--- start Material for this exercise ---

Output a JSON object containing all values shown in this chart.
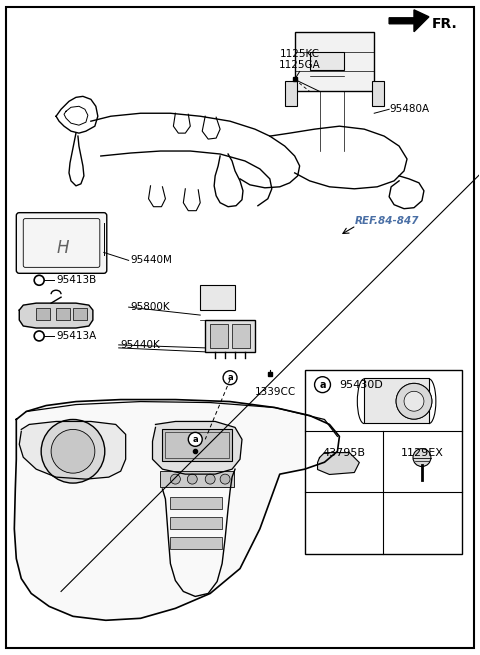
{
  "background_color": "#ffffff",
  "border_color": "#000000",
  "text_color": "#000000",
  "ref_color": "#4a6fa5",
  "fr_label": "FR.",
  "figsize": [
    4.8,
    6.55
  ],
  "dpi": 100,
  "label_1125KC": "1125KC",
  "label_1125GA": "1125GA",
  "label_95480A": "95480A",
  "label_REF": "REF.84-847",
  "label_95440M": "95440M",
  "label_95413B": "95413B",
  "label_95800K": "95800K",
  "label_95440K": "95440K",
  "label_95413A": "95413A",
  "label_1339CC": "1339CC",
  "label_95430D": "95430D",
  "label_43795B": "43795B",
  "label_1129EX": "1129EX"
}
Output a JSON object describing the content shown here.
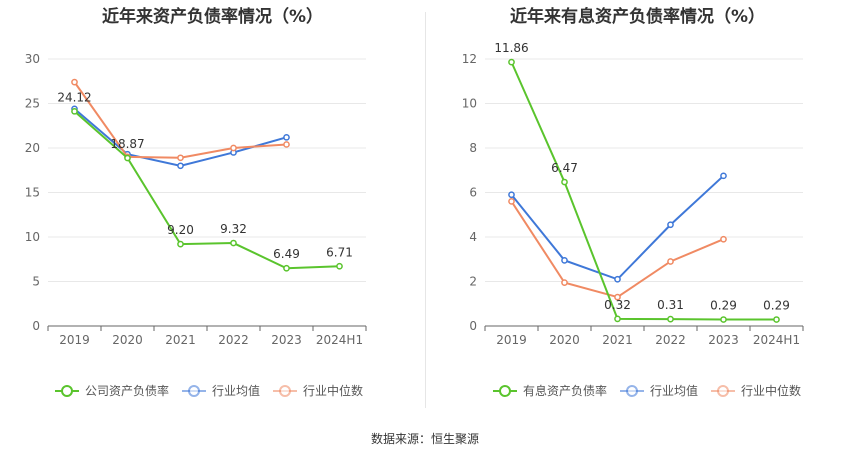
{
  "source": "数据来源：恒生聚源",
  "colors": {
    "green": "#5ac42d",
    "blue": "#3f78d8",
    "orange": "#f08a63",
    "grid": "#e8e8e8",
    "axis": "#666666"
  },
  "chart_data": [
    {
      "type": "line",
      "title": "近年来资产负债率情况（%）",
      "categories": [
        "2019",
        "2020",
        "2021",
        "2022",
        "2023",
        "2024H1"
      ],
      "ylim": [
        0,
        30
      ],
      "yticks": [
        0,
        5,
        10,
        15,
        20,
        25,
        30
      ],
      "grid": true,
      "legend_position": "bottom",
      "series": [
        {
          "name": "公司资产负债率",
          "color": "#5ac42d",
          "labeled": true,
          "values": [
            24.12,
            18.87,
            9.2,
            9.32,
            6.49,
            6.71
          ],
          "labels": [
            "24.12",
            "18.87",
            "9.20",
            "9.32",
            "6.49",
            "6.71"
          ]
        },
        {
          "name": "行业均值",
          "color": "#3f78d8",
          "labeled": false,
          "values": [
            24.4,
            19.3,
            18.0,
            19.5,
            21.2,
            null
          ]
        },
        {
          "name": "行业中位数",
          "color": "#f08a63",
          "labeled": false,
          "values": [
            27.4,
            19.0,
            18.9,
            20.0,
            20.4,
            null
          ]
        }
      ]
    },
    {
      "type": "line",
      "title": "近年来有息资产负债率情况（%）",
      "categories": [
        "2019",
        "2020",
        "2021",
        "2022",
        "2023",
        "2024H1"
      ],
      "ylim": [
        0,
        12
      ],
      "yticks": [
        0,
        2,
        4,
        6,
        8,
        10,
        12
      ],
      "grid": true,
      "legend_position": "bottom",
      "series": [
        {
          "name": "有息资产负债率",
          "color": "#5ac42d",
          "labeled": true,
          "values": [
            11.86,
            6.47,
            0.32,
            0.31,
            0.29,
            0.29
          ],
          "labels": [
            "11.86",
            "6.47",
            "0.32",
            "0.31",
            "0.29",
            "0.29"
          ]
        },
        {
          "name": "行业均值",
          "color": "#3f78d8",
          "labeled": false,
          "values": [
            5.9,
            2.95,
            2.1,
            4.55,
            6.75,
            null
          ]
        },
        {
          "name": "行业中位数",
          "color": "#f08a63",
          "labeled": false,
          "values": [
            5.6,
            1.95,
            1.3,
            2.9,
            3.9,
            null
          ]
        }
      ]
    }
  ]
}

--- end Material for this exercise ---

Above are records to transcribe exactly; leave their pictures out.

▶ Response to this task
Output a JSON object containing all values shown in this chart.
{
  "background_color": "#ffffff",
  "border_color": "#000000",
  "text_color": "#000000",
  "ref_color": "#4a6fa5",
  "fr_label": "FR.",
  "figsize": [
    4.8,
    6.55
  ],
  "dpi": 100,
  "label_1125KC": "1125KC",
  "label_1125GA": "1125GA",
  "label_95480A": "95480A",
  "label_REF": "REF.84-847",
  "label_95440M": "95440M",
  "label_95413B": "95413B",
  "label_95800K": "95800K",
  "label_95440K": "95440K",
  "label_95413A": "95413A",
  "label_1339CC": "1339CC",
  "label_95430D": "95430D",
  "label_43795B": "43795B",
  "label_1129EX": "1129EX"
}
Output a JSON object describing the content shown here.
{
  "source": "数据来源：恒生聚源",
  "colors": {
    "green": "#5ac42d",
    "blue": "#3f78d8",
    "orange": "#f08a63",
    "grid": "#e8e8e8",
    "axis": "#666666"
  },
  "chart_data": [
    {
      "type": "line",
      "title": "近年来资产负债率情况（%）",
      "categories": [
        "2019",
        "2020",
        "2021",
        "2022",
        "2023",
        "2024H1"
      ],
      "ylim": [
        0,
        30
      ],
      "yticks": [
        0,
        5,
        10,
        15,
        20,
        25,
        30
      ],
      "grid": true,
      "legend_position": "bottom",
      "series": [
        {
          "name": "公司资产负债率",
          "color": "#5ac42d",
          "labeled": true,
          "values": [
            24.12,
            18.87,
            9.2,
            9.32,
            6.49,
            6.71
          ],
          "labels": [
            "24.12",
            "18.87",
            "9.20",
            "9.32",
            "6.49",
            "6.71"
          ]
        },
        {
          "name": "行业均值",
          "color": "#3f78d8",
          "labeled": false,
          "values": [
            24.4,
            19.3,
            18.0,
            19.5,
            21.2,
            null
          ]
        },
        {
          "name": "行业中位数",
          "color": "#f08a63",
          "labeled": false,
          "values": [
            27.4,
            19.0,
            18.9,
            20.0,
            20.4,
            null
          ]
        }
      ]
    },
    {
      "type": "line",
      "title": "近年来有息资产负债率情况（%）",
      "categories": [
        "2019",
        "2020",
        "2021",
        "2022",
        "2023",
        "2024H1"
      ],
      "ylim": [
        0,
        12
      ],
      "yticks": [
        0,
        2,
        4,
        6,
        8,
        10,
        12
      ],
      "grid": true,
      "legend_position": "bottom",
      "series": [
        {
          "name": "有息资产负债率",
          "color": "#5ac42d",
          "labeled": true,
          "values": [
            11.86,
            6.47,
            0.32,
            0.31,
            0.29,
            0.29
          ],
          "labels": [
            "11.86",
            "6.47",
            "0.32",
            "0.31",
            "0.29",
            "0.29"
          ]
        },
        {
          "name": "行业均值",
          "color": "#3f78d8",
          "labeled": false,
          "values": [
            5.9,
            2.95,
            2.1,
            4.55,
            6.75,
            null
          ]
        },
        {
          "name": "行业中位数",
          "color": "#f08a63",
          "labeled": false,
          "values": [
            5.6,
            1.95,
            1.3,
            2.9,
            3.9,
            null
          ]
        }
      ]
    }
  ]
}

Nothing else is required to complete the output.